* Extracted material
----

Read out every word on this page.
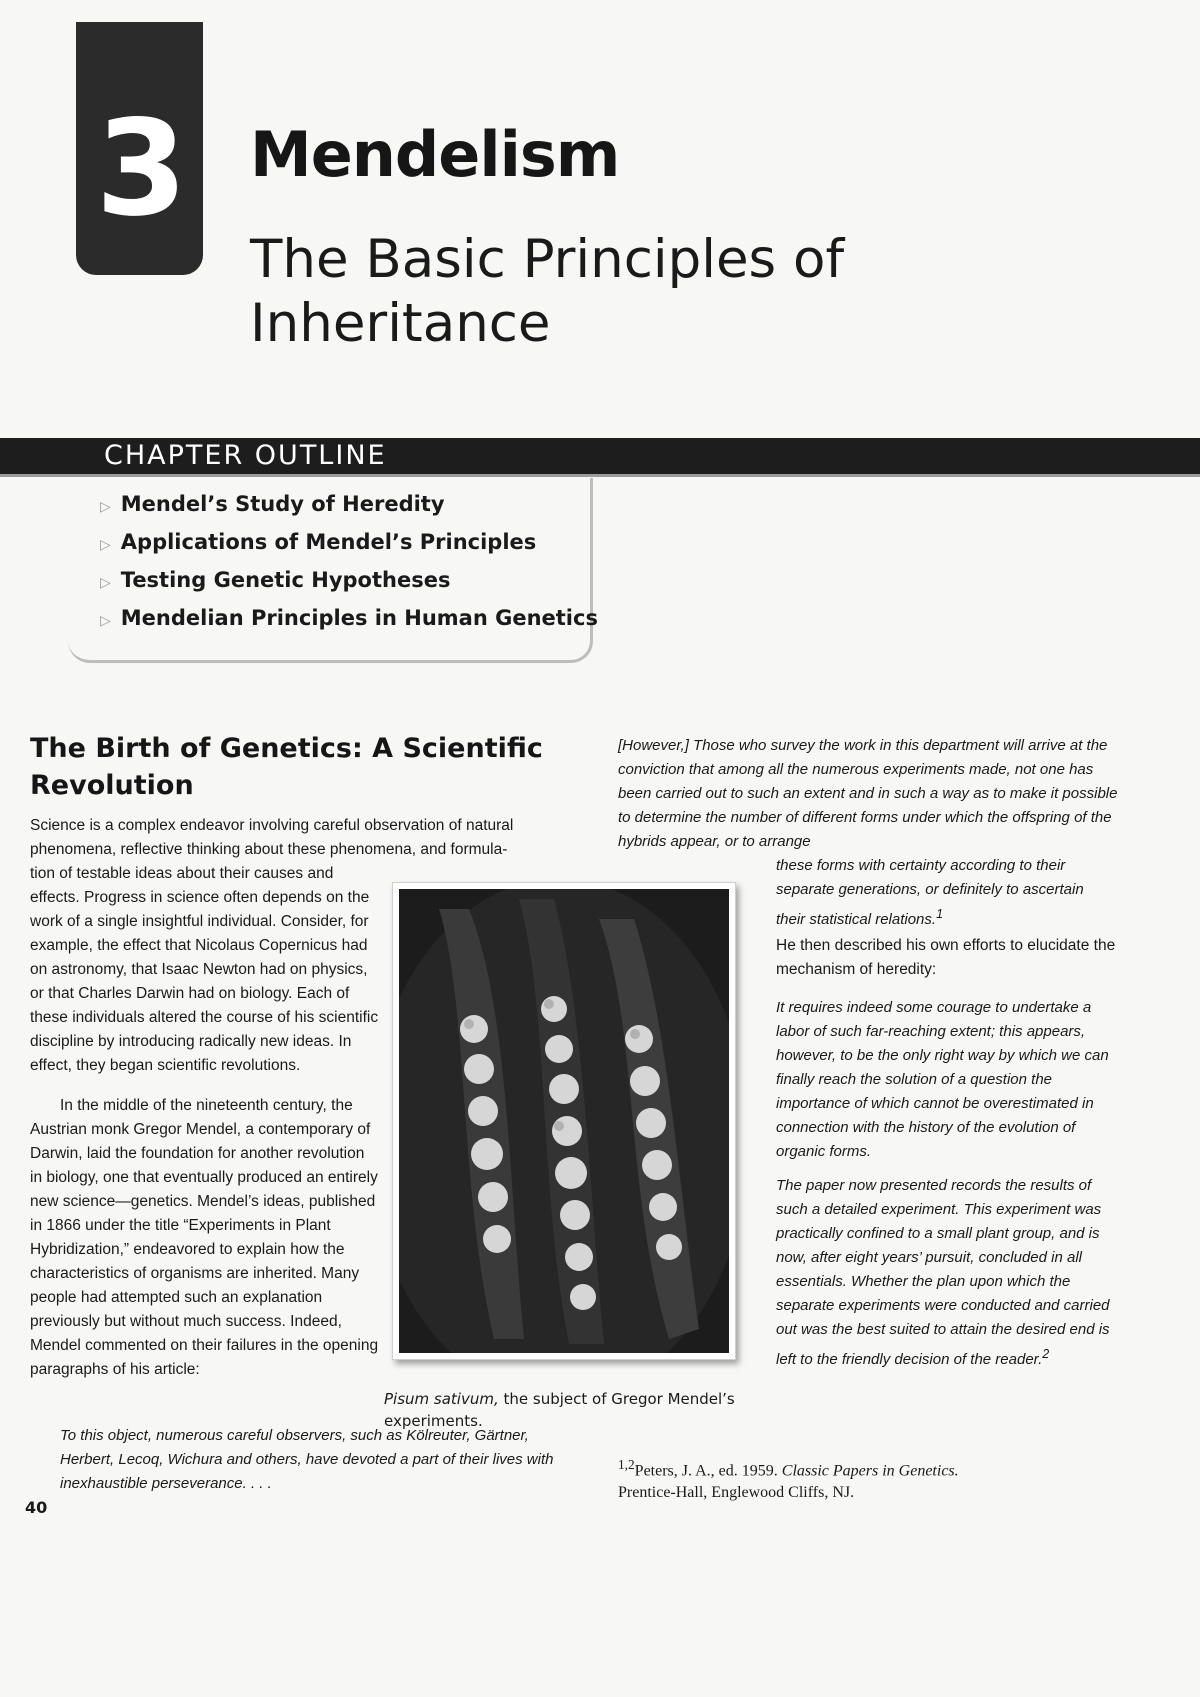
3 Mendelism
The Basic Principles of Inheritance
CHAPTER OUTLINE
▷ Mendel’s Study of Heredity
▷ Applications of Mendel’s Principles
▷ Testing Genetic Hypotheses
▷ Mendelian Principles in Human Genetics
The Birth of Genetics: A Scientific Revolution

Science is a complex endeavor involving careful observation of natural phenomena, reflective thinking about these phenomena, and formula-

tion of testable ideas about their causes and effects. Progress in science often depends on the work of a single insightful individual. Consider, for example, the effect that Nicolaus Copernicus had on astronomy, that Isaac Newton had on physics, or that Charles Darwin had on biology. Each of these individuals altered the course of his scientific discipline by introducing radically new ideas. In effect, they began scientific revolutions.

In the middle of the nineteenth century, the Austrian monk Gregor Mendel, a contemporary of Darwin, laid the foundation for another revolution in biology, one that eventually produced an entirely new science—genetics. Mendel’s ideas, published in 1866 under the title “Experiments in Plant Hybridization,” endeavored to explain how the characteristics of organisms are inherited. Many people had attempted such an explanation previously but without much success. Indeed, Mendel commented on their failures in the opening paragraphs of his article:

To this object, numerous careful observers, such as Kölreuter, Gärtner, Herbert, Lecoq, Wichura and others, have devoted a part of their lives with inexhaustible perseverance. . . .

40

Pisum sativum, the subject of Gregor Mendel’s experiments.

[However,] Those who survey the work in this department will arrive at the conviction that among all the numerous experiments made, not one has been carried out to such an extent and in such a way as to make it possible to determine the number of different forms under which the offspring of the hybrids appear, or to arrange

these forms with certainty according to their separate generations, or definitely to ascertain their statistical relations.$^1$

He then described his own efforts to elucidate the mechanism of heredity:

It requires indeed some courage to undertake a labor of such far-reaching extent; this appears, however, to be the only right way by which we can finally reach the solution of a question the importance of which cannot be overestimated in connection with the history of the evolution of organic forms.

The paper now presented records the results of such a detailed experiment. This experiment was practically confined to a small plant group, and is now, after eight years’ pursuit, concluded in all essentials. Whether the plan upon which the separate experiments were conducted and carried out was the best suited to attain the desired end is left to the friendly decision of the reader.$^2$

$^{1,2}$Peters, J. A., ed. 1959. Classic Papers in Genetics. Prentice-Hall, Englewood Cliffs, NJ.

----

* Exercise directions
Identify and copy lines that hold the string "Darwin".

* In response
tion of testable ideas about their causes and effects. Progress in science often depends on the work of a single insightful individual. Consider, for example, the effect that Nicolaus Copernicus had on astronomy, that Isaac Newton had on physics, or that Charles Darwin had on biology. Each of these individuals altered the course of his scientific discipline by introducing radically new ideas. In effect, they began scientific revolutions.
In the middle of the nineteenth century, the Austrian monk Gregor Mendel, a contemporary of Darwin, laid the foundation for another revolution in biology, one that eventually produced an entirely new science—genetics. Mendel’s ideas, published in 1866 under the title “Experiments in Plant Hybridization,” endeavored to explain how the characteristics of organisms are inherited. Many people had attempted such an explanation previously but without much success. Indeed, Mendel commented on their failures in the opening paragraphs of his article:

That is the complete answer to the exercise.